▶ [WHAT THE EXERCISE ASKS] Show all lines holding the string "text".

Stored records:
══════
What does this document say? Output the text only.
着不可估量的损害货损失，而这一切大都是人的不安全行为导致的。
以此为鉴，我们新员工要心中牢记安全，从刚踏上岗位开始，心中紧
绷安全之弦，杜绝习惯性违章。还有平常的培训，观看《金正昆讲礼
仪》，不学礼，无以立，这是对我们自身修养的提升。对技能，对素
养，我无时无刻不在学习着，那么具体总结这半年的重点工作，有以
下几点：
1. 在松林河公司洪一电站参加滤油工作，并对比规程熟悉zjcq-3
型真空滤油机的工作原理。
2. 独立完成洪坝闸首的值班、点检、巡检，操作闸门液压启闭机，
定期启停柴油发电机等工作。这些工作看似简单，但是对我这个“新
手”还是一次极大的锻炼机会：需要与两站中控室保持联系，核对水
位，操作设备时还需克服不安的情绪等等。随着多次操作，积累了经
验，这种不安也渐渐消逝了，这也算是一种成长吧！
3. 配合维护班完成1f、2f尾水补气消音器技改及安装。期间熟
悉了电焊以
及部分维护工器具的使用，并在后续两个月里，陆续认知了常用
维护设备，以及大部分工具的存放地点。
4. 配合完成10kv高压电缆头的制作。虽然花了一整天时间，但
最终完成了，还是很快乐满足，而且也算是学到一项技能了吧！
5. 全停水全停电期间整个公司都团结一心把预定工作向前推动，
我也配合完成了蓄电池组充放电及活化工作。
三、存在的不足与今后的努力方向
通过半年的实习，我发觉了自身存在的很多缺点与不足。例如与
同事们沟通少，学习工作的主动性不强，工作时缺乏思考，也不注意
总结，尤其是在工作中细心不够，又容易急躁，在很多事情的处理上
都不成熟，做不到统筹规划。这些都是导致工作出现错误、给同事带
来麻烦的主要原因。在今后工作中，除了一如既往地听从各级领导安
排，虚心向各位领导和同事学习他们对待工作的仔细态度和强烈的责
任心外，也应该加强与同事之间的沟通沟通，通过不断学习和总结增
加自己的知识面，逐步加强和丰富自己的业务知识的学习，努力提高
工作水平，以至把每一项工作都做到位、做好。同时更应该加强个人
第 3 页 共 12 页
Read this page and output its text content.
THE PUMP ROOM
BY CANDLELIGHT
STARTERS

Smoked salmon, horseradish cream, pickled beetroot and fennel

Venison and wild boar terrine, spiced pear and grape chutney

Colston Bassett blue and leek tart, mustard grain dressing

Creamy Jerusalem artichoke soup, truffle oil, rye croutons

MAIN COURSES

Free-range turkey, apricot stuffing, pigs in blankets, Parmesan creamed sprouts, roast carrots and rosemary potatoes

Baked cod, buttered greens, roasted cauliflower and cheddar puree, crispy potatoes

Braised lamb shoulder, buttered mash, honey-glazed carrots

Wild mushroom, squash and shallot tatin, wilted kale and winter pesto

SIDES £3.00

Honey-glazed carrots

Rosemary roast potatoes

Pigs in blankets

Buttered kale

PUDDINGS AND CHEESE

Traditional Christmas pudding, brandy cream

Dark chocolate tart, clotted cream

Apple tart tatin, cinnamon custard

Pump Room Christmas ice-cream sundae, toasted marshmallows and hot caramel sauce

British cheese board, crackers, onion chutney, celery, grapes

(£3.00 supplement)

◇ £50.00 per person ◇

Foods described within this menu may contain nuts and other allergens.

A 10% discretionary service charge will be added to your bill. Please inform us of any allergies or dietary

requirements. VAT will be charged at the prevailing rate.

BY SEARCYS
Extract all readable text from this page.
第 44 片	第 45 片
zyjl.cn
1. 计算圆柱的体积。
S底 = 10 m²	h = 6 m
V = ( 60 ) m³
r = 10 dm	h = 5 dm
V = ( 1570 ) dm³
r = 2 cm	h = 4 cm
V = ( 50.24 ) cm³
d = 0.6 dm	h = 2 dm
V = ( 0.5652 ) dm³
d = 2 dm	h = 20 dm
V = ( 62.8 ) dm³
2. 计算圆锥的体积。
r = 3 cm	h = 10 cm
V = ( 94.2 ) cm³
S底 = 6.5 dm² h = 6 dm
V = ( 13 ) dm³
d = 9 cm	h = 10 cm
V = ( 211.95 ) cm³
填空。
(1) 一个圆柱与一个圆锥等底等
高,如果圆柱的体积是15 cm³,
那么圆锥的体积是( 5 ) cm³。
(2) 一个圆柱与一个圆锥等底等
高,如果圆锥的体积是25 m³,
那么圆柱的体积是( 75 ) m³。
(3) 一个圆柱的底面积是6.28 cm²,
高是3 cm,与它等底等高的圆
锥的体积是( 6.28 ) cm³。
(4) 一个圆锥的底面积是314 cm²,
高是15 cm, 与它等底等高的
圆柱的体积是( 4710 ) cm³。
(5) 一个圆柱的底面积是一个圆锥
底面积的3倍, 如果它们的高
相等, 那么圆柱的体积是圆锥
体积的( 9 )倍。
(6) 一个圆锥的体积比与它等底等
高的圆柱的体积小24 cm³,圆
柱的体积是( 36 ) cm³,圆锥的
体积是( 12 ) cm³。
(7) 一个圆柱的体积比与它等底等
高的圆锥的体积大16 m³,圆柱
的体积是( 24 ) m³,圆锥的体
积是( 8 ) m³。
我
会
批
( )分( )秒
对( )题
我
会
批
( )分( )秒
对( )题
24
══════
▶ [FINAL RESULT]
What does this document say? Output the text only.
Read this page and output its text content.
Extract all readable text from this page.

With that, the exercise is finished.